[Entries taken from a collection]

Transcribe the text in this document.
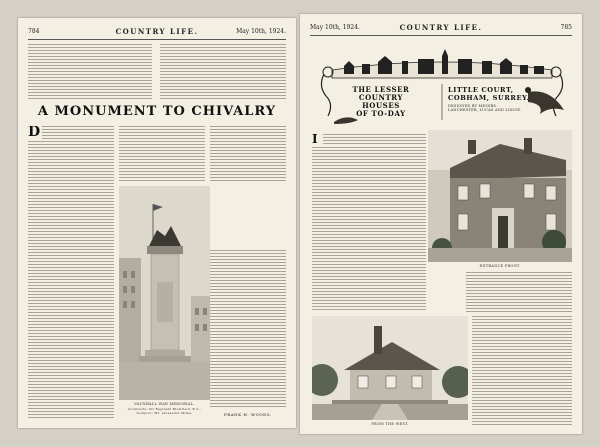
784	COUNTRY LIFE.	May 10th, 1924.
A MONUMENT TO CHIVALRY
D
VAUXHALL WAR MEMORIAL.
Architects: Sir Reginald Blomfield, R.A., Sculptor: Mr. Alexander Milne.	FRANK H. WOODS.
May 10th, 1924.	COUNTRY LIFE.	785
THE LESSER
COUNTRY HOUSES
OF TO-DAY
LITTLE COURT,
COBHAM, SURREY.
DESIGNED BY MESSRS.
LANCHESTER, LUCAS AND LODGE.
I
ENTRANCE FRONT.
FROM THE WEST.
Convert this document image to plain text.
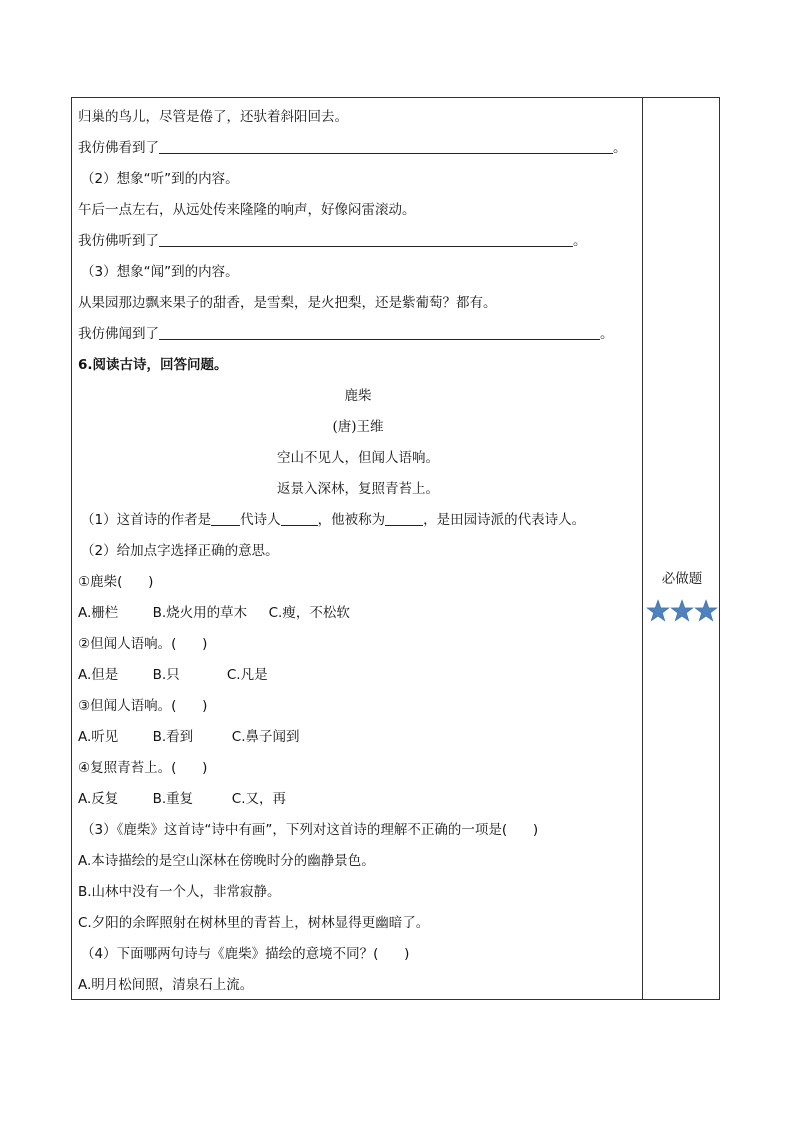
归巢的鸟儿，尽管是倦了，还驮着斜阳回去。
我仿佛看到了	。
（2）想象“听”到的内容。
午后一点左右，从远处传来隆隆的响声，好像闷雷滚动。
我仿佛听到了	。
（3）想象“闻”到的内容。
从果园那边飘来果子的甜香，是雪梨，是火把梨，还是紫葡萄？都有。
我仿佛闻到了	。
6.阅读古诗，回答问题。
鹿柴
(唐)王维
空山不见人，但闻人语响。
返景入深林，复照青苔上。
（1）这首诗的作者是 代诗人	，他被称为	，是田园诗派的代表诗人。
（2）给加点字选择正确的意思。
①鹿柴(      )
A.栅栏        B.烧火用的草木     C.瘦，不松软
②但闻人语响。(      )
A.但是        B.只           C.凡是
③但闻人语响。(      )
A.听见        B.看到         C.鼻子闻到
④复照青苔上。(      )
A.反复        B.重复         C.又，再
（3）《鹿柴》这首诗“诗中有画”，下列对这首诗的理解不正确的一项是(      )
A.本诗描绘的是空山深林在傍晚时分的幽静景色。
B.山林中没有一个人，非常寂静。
C.夕阳的余晖照射在树林里的青苔上，树林显得更幽暗了。
（4）下面哪两句诗与《鹿柴》描绘的意境不同？(      )
A.明月松间照，清泉石上流。
必做题
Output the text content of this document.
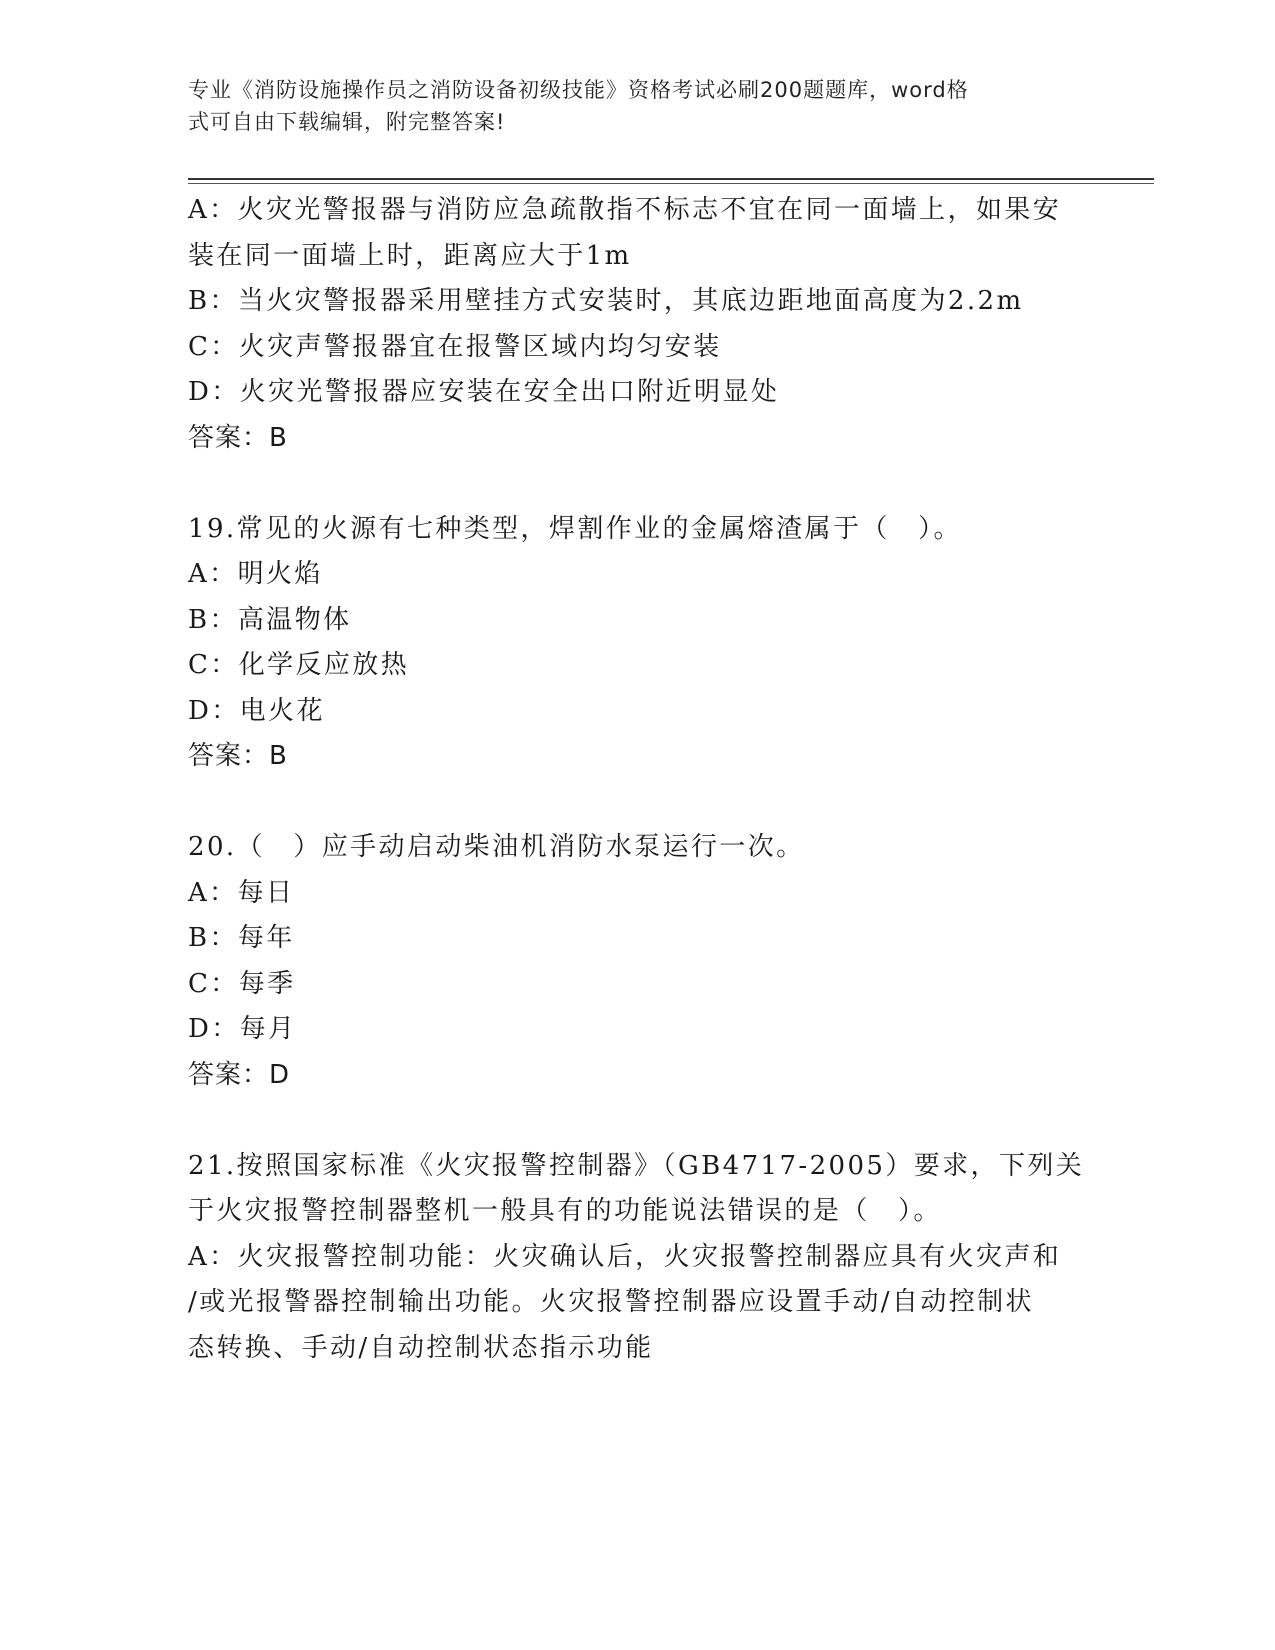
专业《消防设施操作员之消防设备初级技能》资格考试必刷200题题库，word格
式可自由下载编辑，附完整答案!
A：火灾光警报器与消防应急疏散指不标志不宜在同一面墙上，如果安
装在同一面墙上时，距离应大于1m
B：当火灾警报器采用壁挂方式安装时，其底边距地面高度为2.2m
C：火灾声警报器宜在报警区域内均匀安装
D：火灾光警报器应安装在安全出口附近明显处
答案：B
19.常见的火源有七种类型，焊割作业的金属熔渣属于（　）。
A：明火焰
B：高温物体
C：化学反应放热
D：电火花
答案：B
20.（　）应手动启动柴油机消防水泵运行一次。
A：每日
B：每年
C：每季
D：每月
答案：D
21.按照国家标准《火灾报警控制器》（GB4717-2005）要求，下列关
于火灾报警控制器整机一般具有的功能说法错误的是（　）。
A：火灾报警控制功能：火灾确认后，火灾报警控制器应具有火灾声和
/或光报警器控制输出功能。火灾报警控制器应设置手动/自动控制状
态转换、手动/自动控制状态指示功能
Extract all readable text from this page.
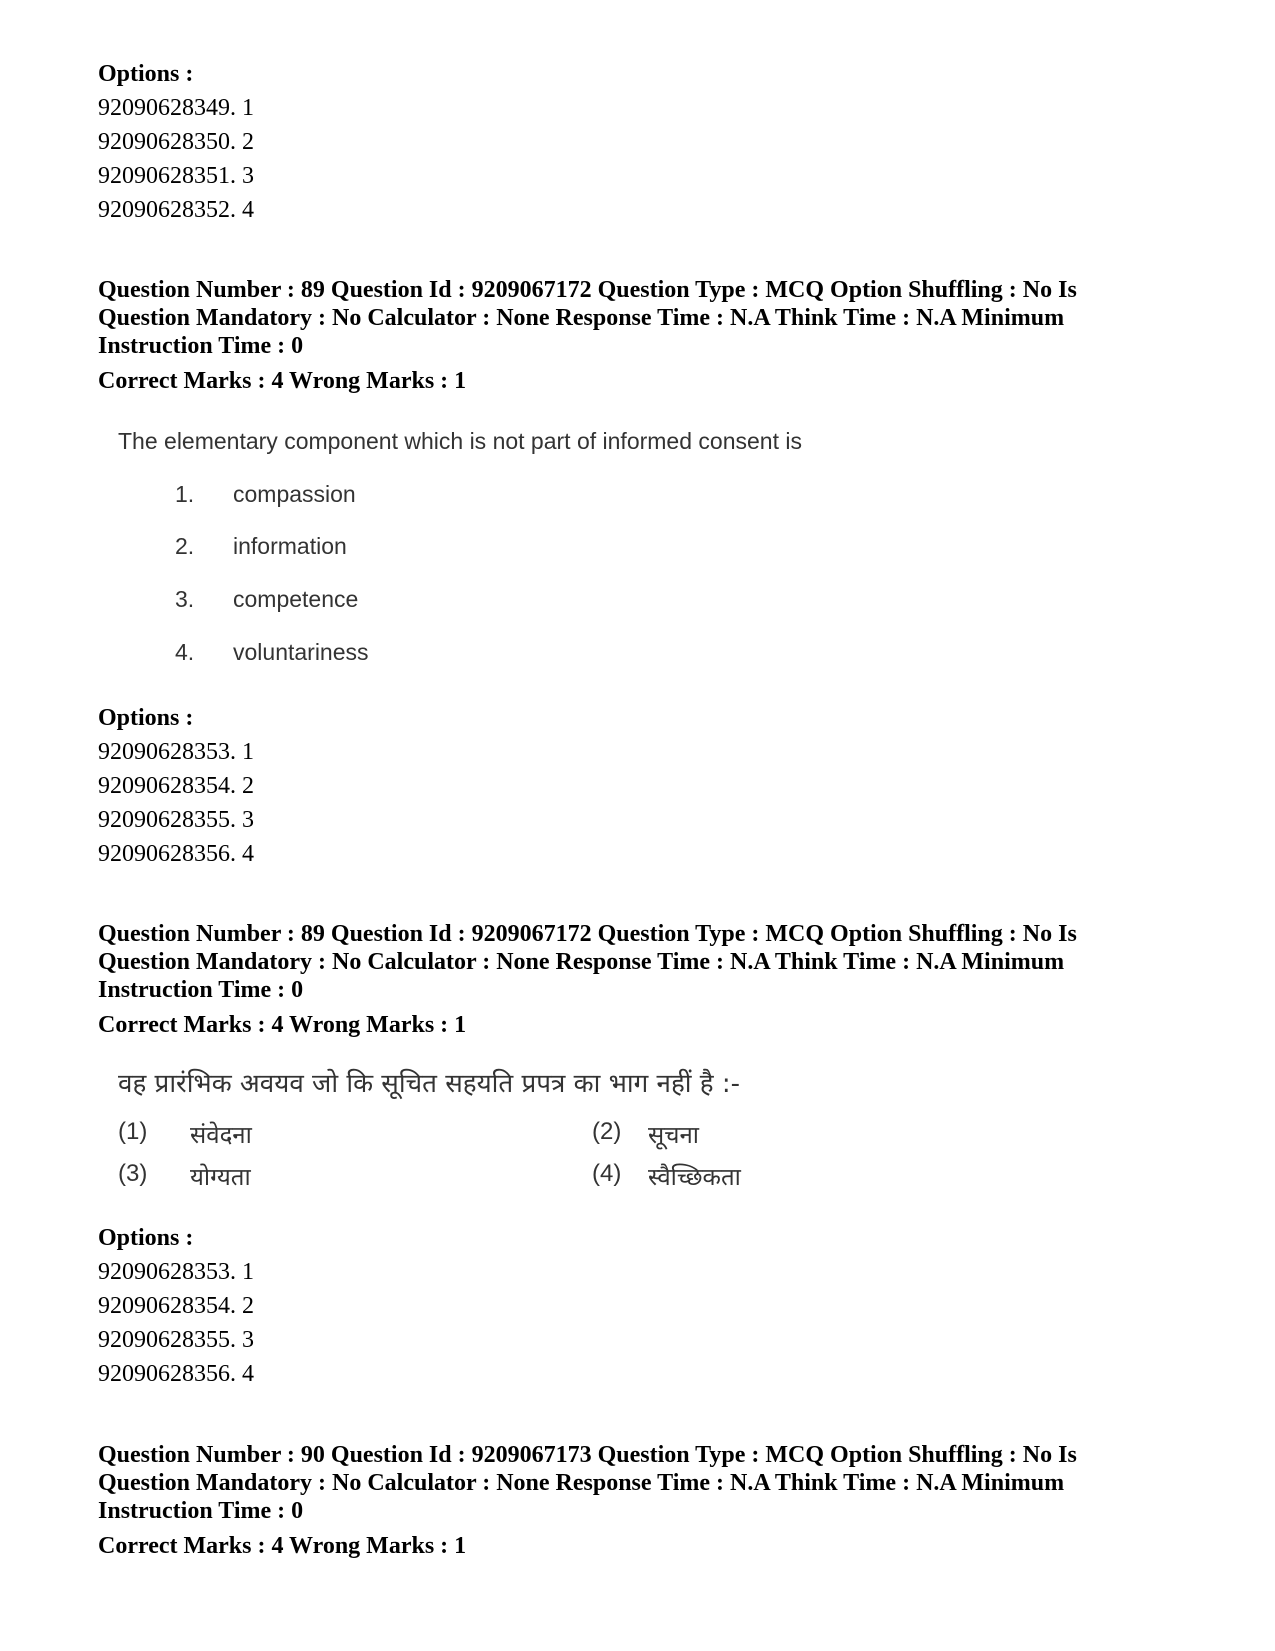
Options :
92090628349. 1
92090628350. 2
92090628351. 3
92090628352. 4
Question Number : 89 Question Id : 9209067172 Question Type : MCQ Option Shuffling : No Is
Question Mandatory : No Calculator : None Response Time : N.A Think Time : N.A Minimum
Instruction Time : 0
Correct Marks : 4 Wrong Marks : 1
The elementary component which is not part of informed consent is
1. compassion
2. information
3. competence
4. voluntariness
Options :
92090628353. 1
92090628354. 2
92090628355. 3
92090628356. 4
Question Number : 89 Question Id : 9209067172 Question Type : MCQ Option Shuffling : No Is
Question Mandatory : No Calculator : None Response Time : N.A Think Time : N.A Minimum
Instruction Time : 0
Correct Marks : 4 Wrong Marks : 1
वह प्रारंभिक अवयव जो कि सूचित सहयति प्रपत्र का भाग नहीं है :-
(1) संवेदना	(2) सूचना
(3) योग्यता	(4) स्वैच्छिकता
Options :
92090628353. 1
92090628354. 2
92090628355. 3
92090628356. 4
Question Number : 90 Question Id : 9209067173 Question Type : MCQ Option Shuffling : No Is
Question Mandatory : No Calculator : None Response Time : N.A Think Time : N.A Minimum
Instruction Time : 0
Correct Marks : 4 Wrong Marks : 1
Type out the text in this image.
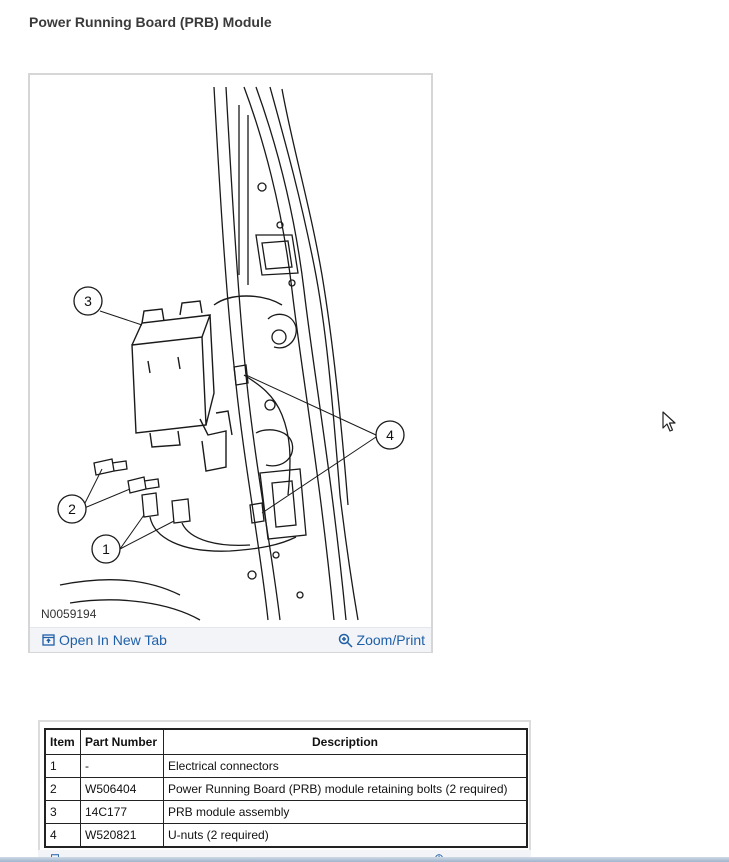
Power Running Board (PRB) Module
3
4
2
1
N0059194
Open In New Tab	Zoom/Print
Item	Part Number	Description
1	-	Electrical connectors
2	W506404	Power Running Board (PRB) module retaining bolts (2 required)
3	14C177	PRB module assembly
4	W520821	U-nuts (2 required)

[What you have to do]
Repeat the material above word for word, please, apart from its images.

[The result]
Transcribe the text in this document.
784	COUNTRY LIFE.	May 10th, 1924.
A MONUMENT TO CHIVALRY
D
VAUXHALL WAR MEMORIAL.
Architects: Sir Reginald Blomfield, R.A., Sculptor: Mr. Alexander Milne.	FRANK H. WOODS.
May 10th, 1924.	COUNTRY LIFE.	785
THE LESSER
COUNTRY HOUSES
OF TO-DAY
LITTLE COURT,
COBHAM, SURREY.
DESIGNED BY MESSRS.
LANCHESTER, LUCAS AND LODGE.
I
ENTRANCE FRONT.
FROM THE WEST.
Convert this document image to plain text.
归巢的鸟儿，尽管是倦了，还驮着斜阳回去。
我仿佛看到了	。
（2）想象“听”到的内容。
午后一点左右，从远处传来隆隆的响声，好像闷雷滚动。
我仿佛听到了	。
（3）想象“闻”到的内容。
从果园那边飘来果子的甜香，是雪梨，是火把梨，还是紫葡萄？都有。
我仿佛闻到了	。
6.阅读古诗，回答问题。
鹿柴
(唐)王维
空山不见人，但闻人语响。
返景入深林，复照青苔上。
（1）这首诗的作者是 代诗人	，他被称为	，是田园诗派的代表诗人。
（2）给加点字选择正确的意思。
①鹿柴(      )
A.栅栏        B.烧火用的草木     C.瘦，不松软
②但闻人语响。(      )
A.但是        B.只           C.凡是
③但闻人语响。(      )
A.听见        B.看到         C.鼻子闻到
④复照青苔上。(      )
A.反复        B.重复         C.又，再
（3）《鹿柴》这首诗“诗中有画”，下列对这首诗的理解不正确的一项是(      )
A.本诗描绘的是空山深林在傍晚时分的幽静景色。
B.山林中没有一个人，非常寂静。
C.夕阳的余晖照射在树林里的青苔上，树林显得更幽暗了。
（4）下面哪两句诗与《鹿柴》描绘的意境不同？(      )
A.明月松间照，清泉石上流。
必做题
Output the text content of this document.
专业《消防设施操作员之消防设备初级技能》资格考试必刷200题题库，word格
式可自由下载编辑，附完整答案!
A：火灾光警报器与消防应急疏散指不标志不宜在同一面墙上，如果安
装在同一面墙上时，距离应大于1m
B：当火灾警报器采用壁挂方式安装时，其底边距地面高度为2.2m
C：火灾声警报器宜在报警区域内均匀安装
D：火灾光警报器应安装在安全出口附近明显处
答案：B
19.常见的火源有七种类型，焊割作业的金属熔渣属于（　）。
A：明火焰
B：高温物体
C：化学反应放热
D：电火花
答案：B
20.（　）应手动启动柴油机消防水泵运行一次。
A：每日
B：每年
C：每季
D：每月
答案：D
21.按照国家标准《火灾报警控制器》（GB4717-2005）要求，下列关
于火灾报警控制器整机一般具有的功能说法错误的是（　）。
A：火灾报警控制功能：火灾确认后，火灾报警控制器应具有火灾声和
/或光报警器控制输出功能。火灾报警控制器应设置手动/自动控制状
态转换、手动/自动控制状态指示功能
Extract all readable text from this page.
Options :
92090628349. 1
92090628350. 2
92090628351. 3
92090628352. 4
Question Number : 89 Question Id : 9209067172 Question Type : MCQ Option Shuffling : No Is
Question Mandatory : No Calculator : None Response Time : N.A Think Time : N.A Minimum
Instruction Time : 0
Correct Marks : 4 Wrong Marks : 1
The elementary component which is not part of informed consent is
1. compassion
2. information
3. competence
4. voluntariness
Options :
92090628353. 1
92090628354. 2
92090628355. 3
92090628356. 4
Question Number : 89 Question Id : 9209067172 Question Type : MCQ Option Shuffling : No Is
Question Mandatory : No Calculator : None Response Time : N.A Think Time : N.A Minimum
Instruction Time : 0
Correct Marks : 4 Wrong Marks : 1
वह प्रारंभिक अवयव जो कि सूचित सहयति प्रपत्र का भाग नहीं है :-
(1) संवेदना	(2) सूचना
(3) योग्यता	(4) स्वैच्छिकता
Options :
92090628353. 1
92090628354. 2
92090628355. 3
92090628356. 4
Question Number : 90 Question Id : 9209067173 Question Type : MCQ Option Shuffling : No Is
Question Mandatory : No Calculator : None Response Time : N.A Think Time : N.A Minimum
Instruction Time : 0
Correct Marks : 4 Wrong Marks : 1
Type out the text in this image.
Power Running Board (PRB) Module
3
4
2
1
N0059194
Open In New Tab	Zoom/Print
Item	Part Number	Description
1	-	Electrical connectors
2	W506404	Power Running Board (PRB) module retaining bolts (2 required)
3	14C177	PRB module assembly
4	W520821	U-nuts (2 required)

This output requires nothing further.